--- Begin Dataset records ---
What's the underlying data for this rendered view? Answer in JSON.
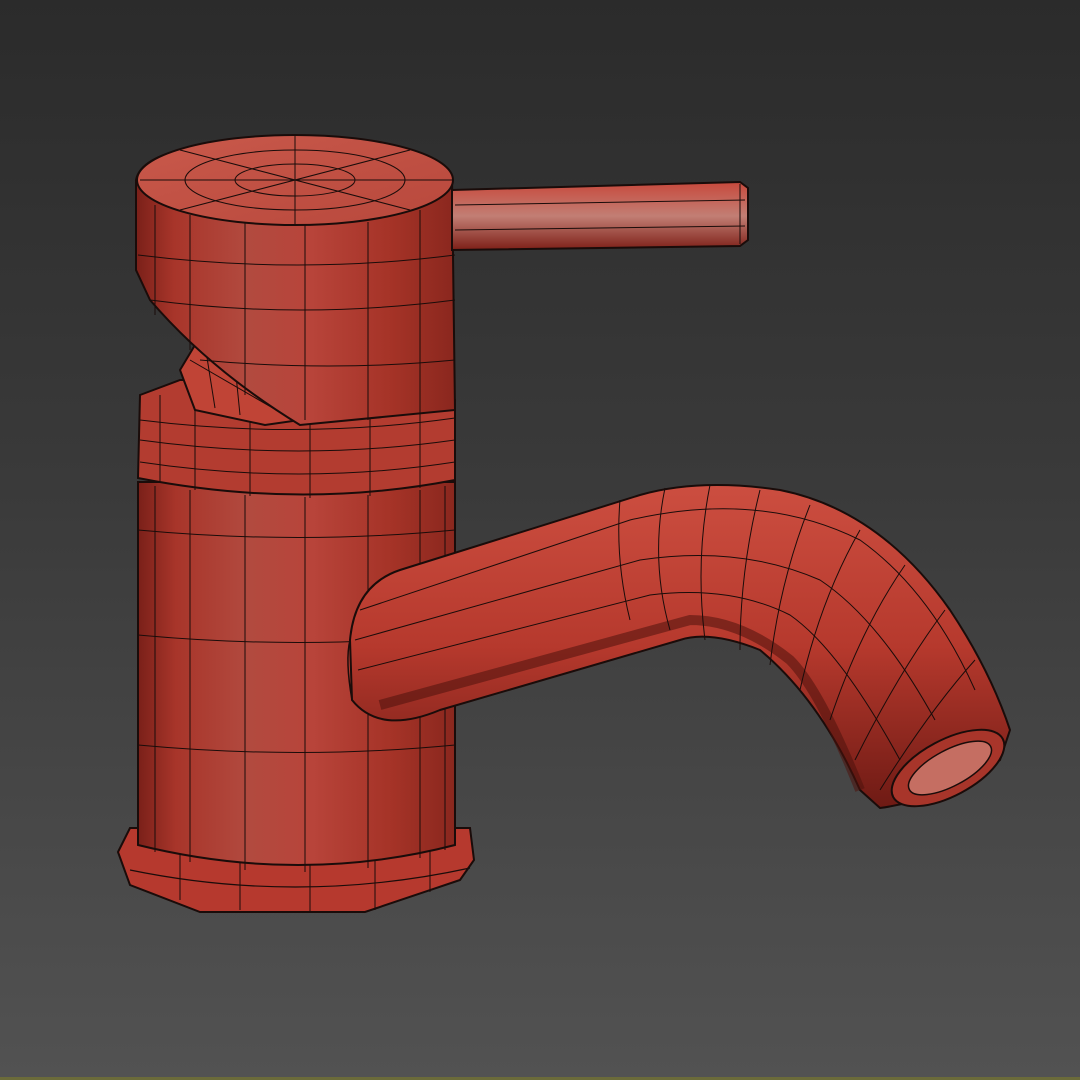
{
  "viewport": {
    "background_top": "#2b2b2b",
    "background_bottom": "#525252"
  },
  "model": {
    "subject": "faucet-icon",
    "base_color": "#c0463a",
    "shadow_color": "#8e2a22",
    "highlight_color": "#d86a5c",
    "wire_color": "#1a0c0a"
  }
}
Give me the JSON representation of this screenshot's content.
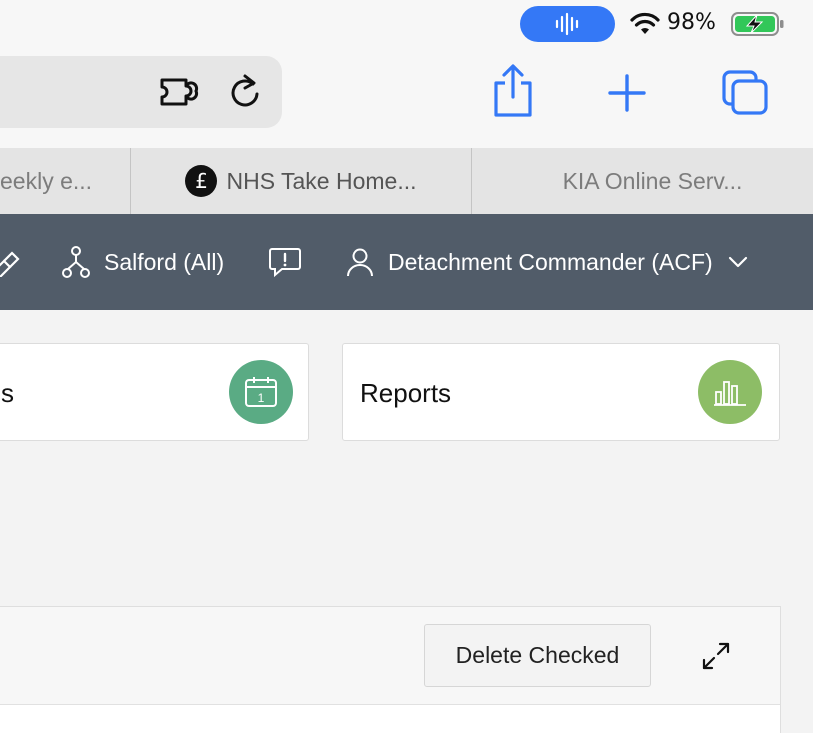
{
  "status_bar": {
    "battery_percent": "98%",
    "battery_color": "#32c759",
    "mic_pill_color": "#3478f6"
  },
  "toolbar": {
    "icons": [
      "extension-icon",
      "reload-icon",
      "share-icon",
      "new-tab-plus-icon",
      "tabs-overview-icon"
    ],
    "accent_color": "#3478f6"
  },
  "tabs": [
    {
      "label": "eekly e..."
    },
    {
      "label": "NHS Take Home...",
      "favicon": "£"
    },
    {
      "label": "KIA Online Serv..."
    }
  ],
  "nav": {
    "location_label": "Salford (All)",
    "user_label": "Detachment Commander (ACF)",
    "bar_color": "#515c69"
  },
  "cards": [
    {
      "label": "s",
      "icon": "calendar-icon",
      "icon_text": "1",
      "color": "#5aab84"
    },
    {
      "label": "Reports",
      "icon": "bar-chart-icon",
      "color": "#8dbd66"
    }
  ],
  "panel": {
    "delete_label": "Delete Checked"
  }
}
--- End Dataset records ---
◆ **What is required**:
Gather from the entries above all lines that include the string "JSON".

◆ **Exercise result**:
What's the underlying data for this rendered view? Answer in JSON.
Give me the JSON representation of this screenshot's content.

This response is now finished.